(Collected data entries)
========

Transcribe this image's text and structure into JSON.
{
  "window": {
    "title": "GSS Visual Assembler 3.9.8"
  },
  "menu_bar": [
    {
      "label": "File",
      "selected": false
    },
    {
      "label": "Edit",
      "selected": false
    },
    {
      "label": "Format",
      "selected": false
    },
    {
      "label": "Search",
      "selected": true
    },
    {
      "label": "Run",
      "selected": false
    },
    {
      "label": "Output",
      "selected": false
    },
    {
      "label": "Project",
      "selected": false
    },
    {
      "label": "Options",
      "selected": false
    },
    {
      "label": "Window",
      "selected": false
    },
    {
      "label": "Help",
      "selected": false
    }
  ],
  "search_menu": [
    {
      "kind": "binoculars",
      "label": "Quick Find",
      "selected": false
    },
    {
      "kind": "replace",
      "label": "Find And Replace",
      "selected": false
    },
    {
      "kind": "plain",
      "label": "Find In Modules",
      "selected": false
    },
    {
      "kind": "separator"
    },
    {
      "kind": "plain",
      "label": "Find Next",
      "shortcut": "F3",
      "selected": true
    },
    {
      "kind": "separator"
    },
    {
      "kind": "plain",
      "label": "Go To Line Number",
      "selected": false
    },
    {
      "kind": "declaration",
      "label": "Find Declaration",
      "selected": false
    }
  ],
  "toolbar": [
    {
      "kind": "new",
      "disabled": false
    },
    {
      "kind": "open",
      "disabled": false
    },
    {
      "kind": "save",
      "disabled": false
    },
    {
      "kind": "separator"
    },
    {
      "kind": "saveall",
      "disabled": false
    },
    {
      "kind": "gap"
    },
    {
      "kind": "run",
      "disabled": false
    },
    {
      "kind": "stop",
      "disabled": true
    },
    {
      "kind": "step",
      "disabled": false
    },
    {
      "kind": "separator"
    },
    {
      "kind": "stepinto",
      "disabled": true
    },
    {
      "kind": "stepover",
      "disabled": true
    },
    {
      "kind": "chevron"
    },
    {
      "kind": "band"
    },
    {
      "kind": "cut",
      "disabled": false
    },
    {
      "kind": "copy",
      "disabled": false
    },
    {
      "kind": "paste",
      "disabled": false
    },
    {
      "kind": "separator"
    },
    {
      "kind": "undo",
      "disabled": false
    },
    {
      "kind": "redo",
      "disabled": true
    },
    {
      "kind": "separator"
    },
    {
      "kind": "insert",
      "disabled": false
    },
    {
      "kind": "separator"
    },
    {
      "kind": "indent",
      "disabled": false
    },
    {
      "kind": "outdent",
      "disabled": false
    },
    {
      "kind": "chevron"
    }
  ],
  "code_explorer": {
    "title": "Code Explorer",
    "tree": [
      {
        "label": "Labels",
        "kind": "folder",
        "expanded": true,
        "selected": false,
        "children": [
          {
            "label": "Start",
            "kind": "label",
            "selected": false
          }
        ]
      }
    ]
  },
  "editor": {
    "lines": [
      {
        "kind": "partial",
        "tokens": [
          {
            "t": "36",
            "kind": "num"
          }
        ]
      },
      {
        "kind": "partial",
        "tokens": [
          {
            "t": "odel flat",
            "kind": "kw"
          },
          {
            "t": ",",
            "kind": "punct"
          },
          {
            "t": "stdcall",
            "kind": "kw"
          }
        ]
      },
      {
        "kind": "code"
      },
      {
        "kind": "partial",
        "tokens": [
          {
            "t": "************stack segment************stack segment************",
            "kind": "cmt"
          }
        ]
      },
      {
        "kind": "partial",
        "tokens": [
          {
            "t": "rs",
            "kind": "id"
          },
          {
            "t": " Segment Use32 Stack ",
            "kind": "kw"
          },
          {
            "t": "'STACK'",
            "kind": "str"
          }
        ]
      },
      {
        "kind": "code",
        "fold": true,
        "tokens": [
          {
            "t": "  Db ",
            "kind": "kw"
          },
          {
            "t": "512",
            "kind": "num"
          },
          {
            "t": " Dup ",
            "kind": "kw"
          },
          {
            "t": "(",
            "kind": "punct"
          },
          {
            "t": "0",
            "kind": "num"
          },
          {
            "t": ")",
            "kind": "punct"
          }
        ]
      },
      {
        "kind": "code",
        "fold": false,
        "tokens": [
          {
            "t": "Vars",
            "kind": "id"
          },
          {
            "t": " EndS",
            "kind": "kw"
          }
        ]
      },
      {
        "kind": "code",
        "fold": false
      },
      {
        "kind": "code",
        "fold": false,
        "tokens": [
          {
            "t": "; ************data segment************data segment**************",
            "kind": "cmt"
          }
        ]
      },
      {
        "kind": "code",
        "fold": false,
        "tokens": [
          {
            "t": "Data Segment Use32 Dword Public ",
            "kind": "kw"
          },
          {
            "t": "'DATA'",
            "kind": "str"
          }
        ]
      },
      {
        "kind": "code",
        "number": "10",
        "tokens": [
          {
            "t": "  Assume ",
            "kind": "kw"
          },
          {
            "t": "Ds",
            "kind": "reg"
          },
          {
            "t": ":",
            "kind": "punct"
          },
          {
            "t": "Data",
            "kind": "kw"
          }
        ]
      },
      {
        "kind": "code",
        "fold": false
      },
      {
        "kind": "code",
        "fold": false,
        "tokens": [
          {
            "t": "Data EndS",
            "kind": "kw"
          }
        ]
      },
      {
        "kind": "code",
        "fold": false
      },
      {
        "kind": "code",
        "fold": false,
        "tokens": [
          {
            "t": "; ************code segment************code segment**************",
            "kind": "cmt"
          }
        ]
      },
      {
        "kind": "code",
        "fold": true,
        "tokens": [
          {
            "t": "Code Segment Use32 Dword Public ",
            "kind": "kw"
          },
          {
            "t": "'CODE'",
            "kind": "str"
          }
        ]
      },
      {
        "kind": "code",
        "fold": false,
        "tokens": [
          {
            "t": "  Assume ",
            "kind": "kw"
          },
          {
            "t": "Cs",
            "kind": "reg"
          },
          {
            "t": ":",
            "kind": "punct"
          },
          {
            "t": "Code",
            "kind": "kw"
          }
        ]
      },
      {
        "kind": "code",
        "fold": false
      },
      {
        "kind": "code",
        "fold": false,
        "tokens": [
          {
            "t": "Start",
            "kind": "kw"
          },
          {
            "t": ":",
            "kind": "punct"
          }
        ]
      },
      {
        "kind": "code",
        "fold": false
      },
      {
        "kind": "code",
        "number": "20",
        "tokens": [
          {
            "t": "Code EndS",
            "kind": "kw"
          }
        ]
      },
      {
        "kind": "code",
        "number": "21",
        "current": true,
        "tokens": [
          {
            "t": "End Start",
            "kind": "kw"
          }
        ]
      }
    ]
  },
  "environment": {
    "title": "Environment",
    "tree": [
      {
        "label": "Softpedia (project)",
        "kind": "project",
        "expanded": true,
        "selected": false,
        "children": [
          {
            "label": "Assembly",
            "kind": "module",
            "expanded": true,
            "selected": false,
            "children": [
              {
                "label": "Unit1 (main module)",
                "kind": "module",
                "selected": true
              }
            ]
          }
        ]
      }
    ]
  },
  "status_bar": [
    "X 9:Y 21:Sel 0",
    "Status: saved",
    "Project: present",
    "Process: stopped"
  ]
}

========

--- WHAT YOU SHOULD DO ---
Scan the listing above and identify each line holding the string "Dword"; copy every such line.

--- SOLUTION TO THE PROBLEM ---
            "t": "Data Segment Use32 Dword Public ",
            "t": "Code Segment Use32 Dword Public ",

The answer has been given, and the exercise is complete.